- To do: Locate each line below that includes "marker" and reproduce it.

- Extracted information:
● ● ●
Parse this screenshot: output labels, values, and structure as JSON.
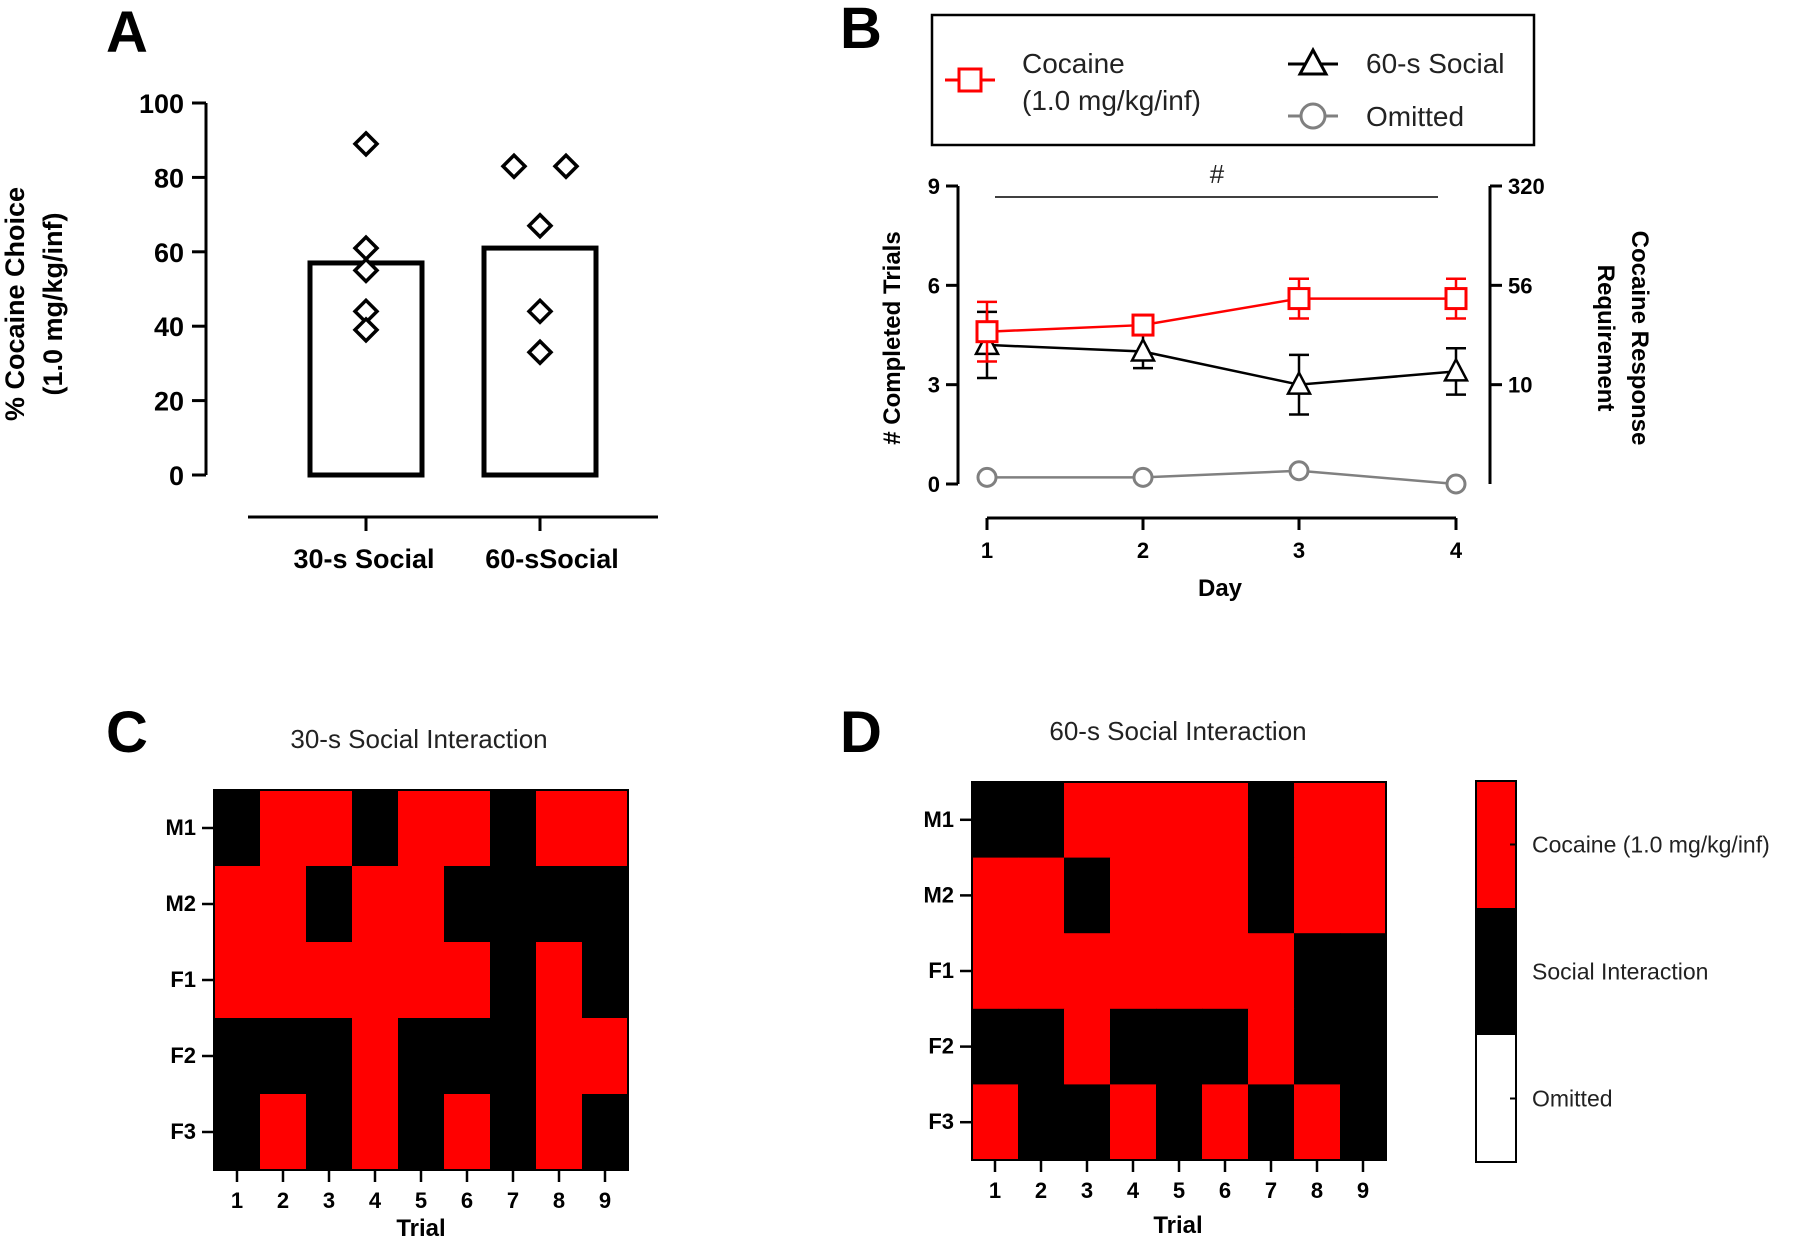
{
  "panels": {
    "a": "A",
    "b": "B",
    "c": "C",
    "d": "D"
  },
  "colors": {
    "cocaine": "#ff0000",
    "social": "#000000",
    "omitted": "#808080",
    "omitted_cell": "#ffffff"
  },
  "chart_data": [
    {
      "id": "A",
      "type": "bar",
      "categories": [
        "30-s Social",
        "60-sSocial"
      ],
      "values": [
        57,
        61
      ],
      "points": [
        [
          89,
          61,
          55,
          44,
          39
        ],
        [
          83,
          83,
          67,
          44,
          33
        ]
      ],
      "ylabel_line1": "% Cocaine Choice",
      "ylabel_line2": "(1.0 mg/kg/inf)",
      "ylim": [
        0,
        100
      ],
      "yticks": [
        0,
        20,
        40,
        60,
        80,
        100
      ]
    },
    {
      "id": "B",
      "type": "line",
      "x": [
        1,
        2,
        3,
        4
      ],
      "xticks": [
        "1",
        "2",
        "3",
        "4"
      ],
      "xlabel": "Day",
      "ylabel": "# Completed Trials",
      "ylim": [
        0,
        9
      ],
      "yticks": [
        "0",
        "3",
        "6",
        "9"
      ],
      "y2label_line1": "Cocaine Response",
      "y2label_line2": "Requirement",
      "y2ticks": [
        "10",
        "56",
        "320"
      ],
      "significance": "#",
      "series": [
        {
          "name_line1": "Cocaine",
          "name_line2": "(1.0 mg/kg/inf)",
          "values": [
            4.6,
            4.8,
            5.6,
            5.6
          ],
          "err": [
            0.9,
            0.3,
            0.6,
            0.6
          ],
          "marker": "square"
        },
        {
          "name_line1": "60-s Social",
          "name_line2": "",
          "values": [
            4.2,
            4.0,
            3.0,
            3.4
          ],
          "err": [
            1.0,
            0.5,
            0.9,
            0.7
          ],
          "marker": "triangle"
        },
        {
          "name_line1": "Omitted",
          "name_line2": "",
          "values": [
            0.2,
            0.2,
            0.4,
            0.0
          ],
          "err": [
            0,
            0,
            0,
            0
          ],
          "marker": "circle"
        }
      ]
    },
    {
      "id": "C",
      "type": "heatmap",
      "title": "30-s Social Interaction",
      "xlabel": "Trial",
      "columns": [
        "1",
        "2",
        "3",
        "4",
        "5",
        "6",
        "7",
        "8",
        "9"
      ],
      "rows": [
        "M1",
        "M2",
        "F1",
        "F2",
        "F3"
      ],
      "cells": [
        [
          "S",
          "C",
          "C",
          "S",
          "C",
          "C",
          "S",
          "C",
          "C"
        ],
        [
          "C",
          "C",
          "S",
          "C",
          "C",
          "S",
          "S",
          "S",
          "S"
        ],
        [
          "C",
          "C",
          "C",
          "C",
          "C",
          "C",
          "S",
          "C",
          "S"
        ],
        [
          "S",
          "S",
          "S",
          "C",
          "S",
          "S",
          "S",
          "C",
          "C"
        ],
        [
          "S",
          "C",
          "S",
          "C",
          "S",
          "C",
          "S",
          "C",
          "S"
        ]
      ]
    },
    {
      "id": "D",
      "type": "heatmap",
      "title": "60-s Social Interaction",
      "xlabel": "Trial",
      "columns": [
        "1",
        "2",
        "3",
        "4",
        "5",
        "6",
        "7",
        "8",
        "9"
      ],
      "rows": [
        "M1",
        "M2",
        "F1",
        "F2",
        "F3"
      ],
      "cells": [
        [
          "S",
          "S",
          "C",
          "C",
          "C",
          "C",
          "S",
          "C",
          "C"
        ],
        [
          "C",
          "C",
          "S",
          "C",
          "C",
          "C",
          "S",
          "C",
          "C"
        ],
        [
          "C",
          "C",
          "C",
          "C",
          "C",
          "C",
          "C",
          "S",
          "S"
        ],
        [
          "S",
          "S",
          "C",
          "S",
          "S",
          "S",
          "C",
          "S",
          "S"
        ],
        [
          "C",
          "S",
          "S",
          "C",
          "S",
          "C",
          "S",
          "C",
          "S"
        ]
      ],
      "colorbar": [
        "Cocaine (1.0 mg/kg/inf)",
        "Social Interaction",
        "Omitted"
      ]
    }
  ]
}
● ● ●
- Answer in full:
          "marker": "square"
          "marker": "triangle"
          "marker": "circle"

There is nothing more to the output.